▶ WHAT TO PRODUCE: Without the images, print all the entries below exactly as given.

--- --- ---

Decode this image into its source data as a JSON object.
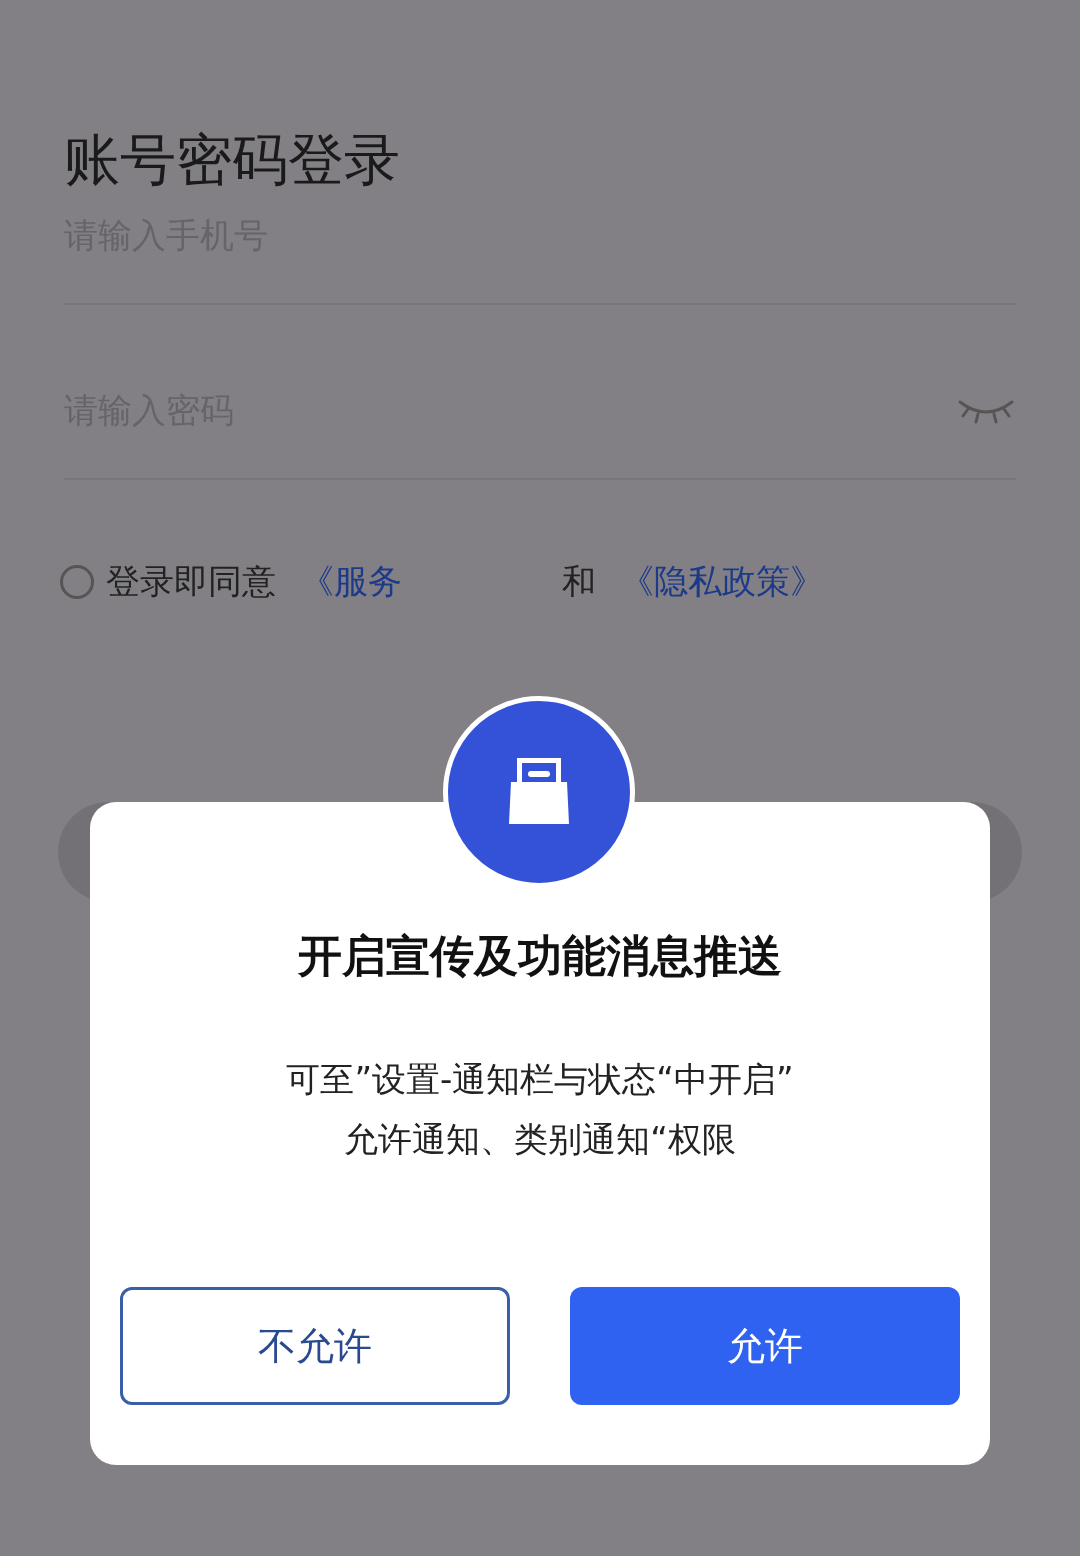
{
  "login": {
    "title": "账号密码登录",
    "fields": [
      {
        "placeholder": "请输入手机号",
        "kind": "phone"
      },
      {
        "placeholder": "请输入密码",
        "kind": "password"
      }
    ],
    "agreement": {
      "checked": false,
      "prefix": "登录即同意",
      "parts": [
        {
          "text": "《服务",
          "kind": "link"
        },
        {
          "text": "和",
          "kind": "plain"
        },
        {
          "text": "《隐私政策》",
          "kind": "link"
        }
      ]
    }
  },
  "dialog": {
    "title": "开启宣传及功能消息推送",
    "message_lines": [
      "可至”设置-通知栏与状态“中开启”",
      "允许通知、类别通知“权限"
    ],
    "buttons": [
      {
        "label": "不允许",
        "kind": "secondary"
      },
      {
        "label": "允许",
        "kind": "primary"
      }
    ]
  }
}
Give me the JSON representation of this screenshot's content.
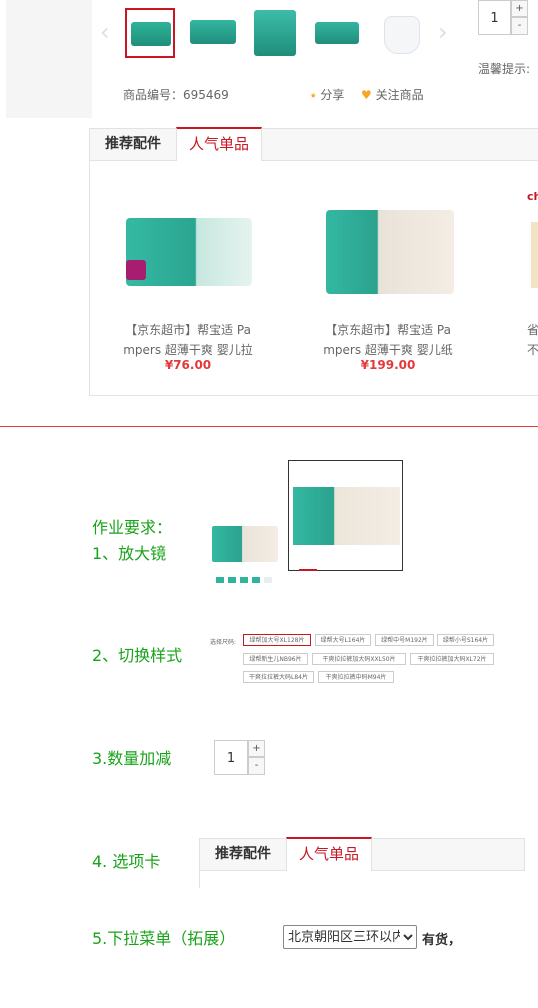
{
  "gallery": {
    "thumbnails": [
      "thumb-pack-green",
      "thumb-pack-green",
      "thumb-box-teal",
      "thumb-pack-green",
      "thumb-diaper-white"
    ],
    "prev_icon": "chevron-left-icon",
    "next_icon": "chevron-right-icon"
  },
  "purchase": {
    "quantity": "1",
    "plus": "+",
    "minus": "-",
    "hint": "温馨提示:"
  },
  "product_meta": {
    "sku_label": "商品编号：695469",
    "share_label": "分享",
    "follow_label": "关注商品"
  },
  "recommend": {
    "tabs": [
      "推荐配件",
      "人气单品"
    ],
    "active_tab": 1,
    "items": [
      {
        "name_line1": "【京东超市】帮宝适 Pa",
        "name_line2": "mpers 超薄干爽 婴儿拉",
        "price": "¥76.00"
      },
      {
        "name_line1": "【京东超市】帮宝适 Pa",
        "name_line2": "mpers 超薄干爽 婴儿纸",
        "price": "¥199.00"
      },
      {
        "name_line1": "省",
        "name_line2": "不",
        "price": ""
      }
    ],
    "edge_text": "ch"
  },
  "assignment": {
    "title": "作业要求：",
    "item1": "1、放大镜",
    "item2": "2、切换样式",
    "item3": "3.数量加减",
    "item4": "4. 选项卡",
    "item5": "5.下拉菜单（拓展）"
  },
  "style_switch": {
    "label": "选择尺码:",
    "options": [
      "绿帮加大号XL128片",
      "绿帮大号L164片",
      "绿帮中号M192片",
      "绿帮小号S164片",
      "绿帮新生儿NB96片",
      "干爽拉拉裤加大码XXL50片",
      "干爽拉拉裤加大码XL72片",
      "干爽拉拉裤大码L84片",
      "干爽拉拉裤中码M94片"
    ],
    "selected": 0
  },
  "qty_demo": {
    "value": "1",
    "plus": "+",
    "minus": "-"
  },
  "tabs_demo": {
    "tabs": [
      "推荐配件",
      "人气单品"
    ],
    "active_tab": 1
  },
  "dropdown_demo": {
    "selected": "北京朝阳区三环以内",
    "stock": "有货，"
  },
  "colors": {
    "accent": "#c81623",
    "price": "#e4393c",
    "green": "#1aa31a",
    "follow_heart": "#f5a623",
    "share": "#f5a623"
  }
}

--- --- ---

▶ EXERCISE OUTPUT:
Decode this image into its source data as a JSON object.
{
  "login": {
    "title": "账号密码登录",
    "fields": [
      {
        "placeholder": "请输入手机号",
        "kind": "phone"
      },
      {
        "placeholder": "请输入密码",
        "kind": "password"
      }
    ],
    "agreement": {
      "checked": false,
      "prefix": "登录即同意",
      "parts": [
        {
          "text": "《服务",
          "kind": "link"
        },
        {
          "text": "和",
          "kind": "plain"
        },
        {
          "text": "《隐私政策》",
          "kind": "link"
        }
      ]
    }
  },
  "dialog": {
    "title": "开启宣传及功能消息推送",
    "message_lines": [
      "可至”设置-通知栏与状态“中开启”",
      "允许通知、类别通知“权限"
    ],
    "buttons": [
      {
        "label": "不允许",
        "kind": "secondary"
      },
      {
        "label": "允许",
        "kind": "primary"
      }
    ]
  }
}
Give me the JSON representation of this screenshot's content.
{
  "gallery": {
    "thumbnails": [
      "thumb-pack-green",
      "thumb-pack-green",
      "thumb-box-teal",
      "thumb-pack-green",
      "thumb-diaper-white"
    ],
    "prev_icon": "chevron-left-icon",
    "next_icon": "chevron-right-icon"
  },
  "purchase": {
    "quantity": "1",
    "plus": "+",
    "minus": "-",
    "hint": "温馨提示:"
  },
  "product_meta": {
    "sku_label": "商品编号：695469",
    "share_label": "分享",
    "follow_label": "关注商品"
  },
  "recommend": {
    "tabs": [
      "推荐配件",
      "人气单品"
    ],
    "active_tab": 1,
    "items": [
      {
        "name_line1": "【京东超市】帮宝适 Pa",
        "name_line2": "mpers 超薄干爽 婴儿拉",
        "price": "¥76.00"
      },
      {
        "name_line1": "【京东超市】帮宝适 Pa",
        "name_line2": "mpers 超薄干爽 婴儿纸",
        "price": "¥199.00"
      },
      {
        "name_line1": "省",
        "name_line2": "不",
        "price": ""
      }
    ],
    "edge_text": "ch"
  },
  "assignment": {
    "title": "作业要求：",
    "item1": "1、放大镜",
    "item2": "2、切换样式",
    "item3": "3.数量加减",
    "item4": "4. 选项卡",
    "item5": "5.下拉菜单（拓展）"
  },
  "style_switch": {
    "label": "选择尺码:",
    "options": [
      "绿帮加大号XL128片",
      "绿帮大号L164片",
      "绿帮中号M192片",
      "绿帮小号S164片",
      "绿帮新生儿NB96片",
      "干爽拉拉裤加大码XXL50片",
      "干爽拉拉裤加大码XL72片",
      "干爽拉拉裤大码L84片",
      "干爽拉拉裤中码M94片"
    ],
    "selected": 0
  },
  "qty_demo": {
    "value": "1",
    "plus": "+",
    "minus": "-"
  },
  "tabs_demo": {
    "tabs": [
      "推荐配件",
      "人气单品"
    ],
    "active_tab": 1
  },
  "dropdown_demo": {
    "selected": "北京朝阳区三环以内",
    "stock": "有货，"
  },
  "colors": {
    "accent": "#c81623",
    "price": "#e4393c",
    "green": "#1aa31a",
    "follow_heart": "#f5a623",
    "share": "#f5a623"
  }
}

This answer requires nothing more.